= Objective =
Locate each line containing the string "Braunschweig" and copy it out.

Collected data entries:
________________________

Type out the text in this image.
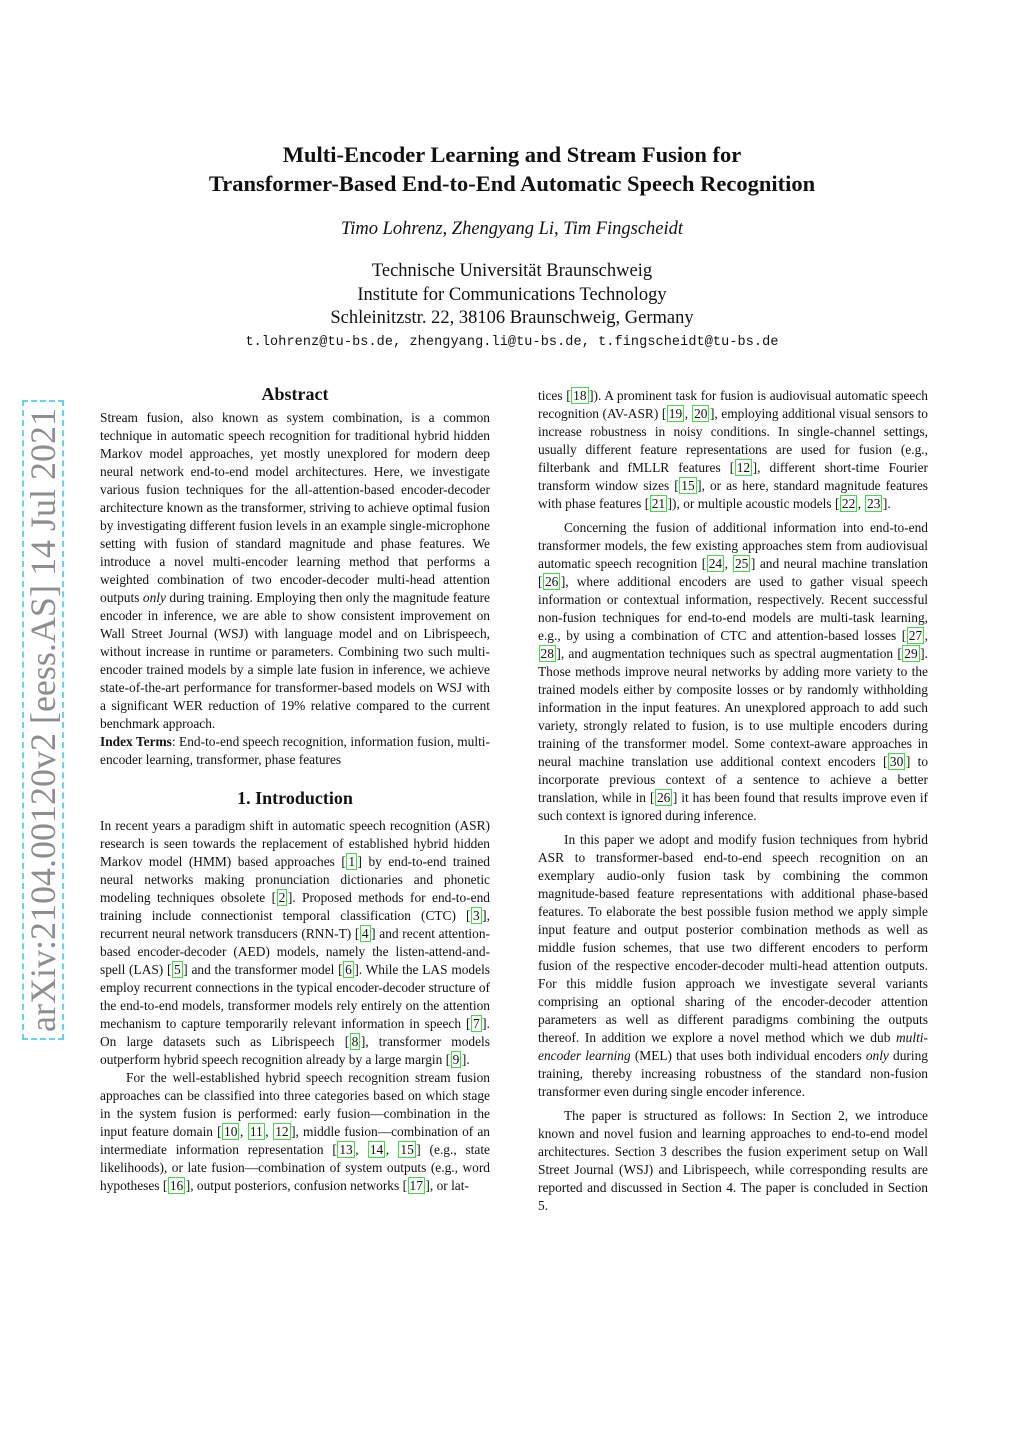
Multi-Encoder Learning and Stream Fusion for
Transformer-Based End-to-End Automatic Speech Recognition
Timo Lohrenz, Zhengyang Li, Tim Fingscheidt
Technische Universität Braunschweig
Institute for Communications Technology
Schleinitzstr. 22, 38106 Braunschweig, Germany
t.lohrenz@tu-bs.de, zhengyang.li@tu-bs.de, t.fingscheidt@tu-bs.de
arXiv:2104.00120v2 [eess.AS] 14 Jul 2021
Abstract

Stream fusion, also known as system combination, is a common technique in automatic speech recognition for traditional hybrid hidden Markov model approaches, yet mostly unexplored for modern deep neural network end-to-end model architectures. Here, we investigate various fusion techniques for the all-attention-based encoder-decoder architecture known as the transformer, striving to achieve optimal fusion by investigating different fusion levels in an example single-microphone setting with fusion of standard magnitude and phase features. We introduce a novel multi-encoder learning method that performs a weighted combination of two encoder-decoder multi-head attention outputs only during training. Employing then only the magnitude feature encoder in inference, we are able to show consistent improvement on Wall Street Journal (WSJ) with language model and on Librispeech, without increase in runtime or parameters. Combining two such multi-encoder trained models by a simple late fusion in inference, we achieve state-of-the-art performance for transformer-based models on WSJ with a significant WER reduction of 19% relative compared to the current benchmark approach.

Index Terms: End-to-end speech recognition, information fusion, multi-encoder learning, transformer, phase features

1. Introduction

In recent years a paradigm shift in automatic speech recognition (ASR) research is seen towards the replacement of established hybrid hidden Markov model (HMM) based approaches [ 1 ] by end-to-end trained neural networks making pronunciation dictionaries and phonetic modeling techniques obsolete [ 2 ]. Proposed methods for end-to-end training include connectionist temporal classification (CTC) [ 3 ], recurrent neural network transducers (RNN-T) [ 4 ] and recent attention-based encoder-decoder (AED) models, namely the listen-attend-and-spell (LAS) [ 5 ] and the transformer model [ 6 ]. While the LAS models employ recurrent connections in the typical encoder-decoder structure of the end-to-end models, transformer models rely entirely on the attention mechanism to capture temporarily relevant information in speech [ 7 ]. On large datasets such as Librispeech [ 8 ], transformer models outperform hybrid speech recognition already by a large margin [ 9 ].

For the well-established hybrid speech recognition stream fusion approaches can be classified into three categories based on which stage in the system fusion is performed: early fusion—combination in the input feature domain [ 10 , 11 , 12 ], middle fusion—combination of an intermediate information representation [ 13 , 14 , 15 ] (e.g., state likelihoods), or late fusion—combination of system outputs (e.g., word hypotheses [ 16 ], output posteriors, confusion networks [ 17 ], or lat-

tices [ 18 ]). A prominent task for fusion is audiovisual automatic speech recognition (AV-ASR) [ 19 , 20 ], employing additional visual sensors to increase robustness in noisy conditions. In single-channel settings, usually different feature representations are used for fusion (e.g., filterbank and fMLLR features [ 12 ], different short-time Fourier transform window sizes [ 15 ], or as here, standard magnitude features with phase features [ 21 ]), or multiple acoustic models [ 22 , 23 ].

Concerning the fusion of additional information into end-to-end transformer models, the few existing approaches stem from audiovisual automatic speech recognition [ 24 , 25 ] and neural machine translation [ 26 ], where additional encoders are used to gather visual speech information or contextual information, respectively. Recent successful non-fusion techniques for end-to-end models are multi-task learning, e.g., by using a combination of CTC and attention-based losses [ 27 , 28 ], and augmentation techniques such as spectral augmentation [ 29 ]. Those methods improve neural networks by adding more variety to the trained models either by composite losses or by randomly withholding information in the input features. An unexplored approach to add such variety, strongly related to fusion, is to use multiple encoders during training of the transformer model. Some context-aware approaches in neural machine translation use additional context encoders [ 30 ] to incorporate previous context of a sentence to achieve a better translation, while in [ 26 ] it has been found that results improve even if such context is ignored during inference.

In this paper we adopt and modify fusion techniques from hybrid ASR to transformer-based end-to-end speech recognition on an exemplary audio-only fusion task by combining the common magnitude-based feature representations with additional phase-based features. To elaborate the best possible fusion method we apply simple input feature and output posterior combination methods as well as middle fusion schemes, that use two different encoders to perform fusion of the respective encoder-decoder multi-head attention outputs. For this middle fusion approach we investigate several variants comprising an optional sharing of the encoder-decoder attention parameters as well as different paradigms combining the outputs thereof. In addition we explore a novel method which we dub multi-encoder learning (MEL) that uses both individual encoders only during training, thereby increasing robustness of the standard non-fusion transformer even during single encoder inference.

The paper is structured as follows: In Section 2, we introduce known and novel fusion and learning approaches to end-to-end model architectures. Section 3 describes the fusion experiment setup on Wall Street Journal (WSJ) and Librispeech, while corresponding results are reported and discussed in Section 4. The paper is concluded in Section 5.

________________________

= Solution to this task =
Technische Universität Braunschweig
Schleinitzstr. 22, 38106 Braunschweig, Germany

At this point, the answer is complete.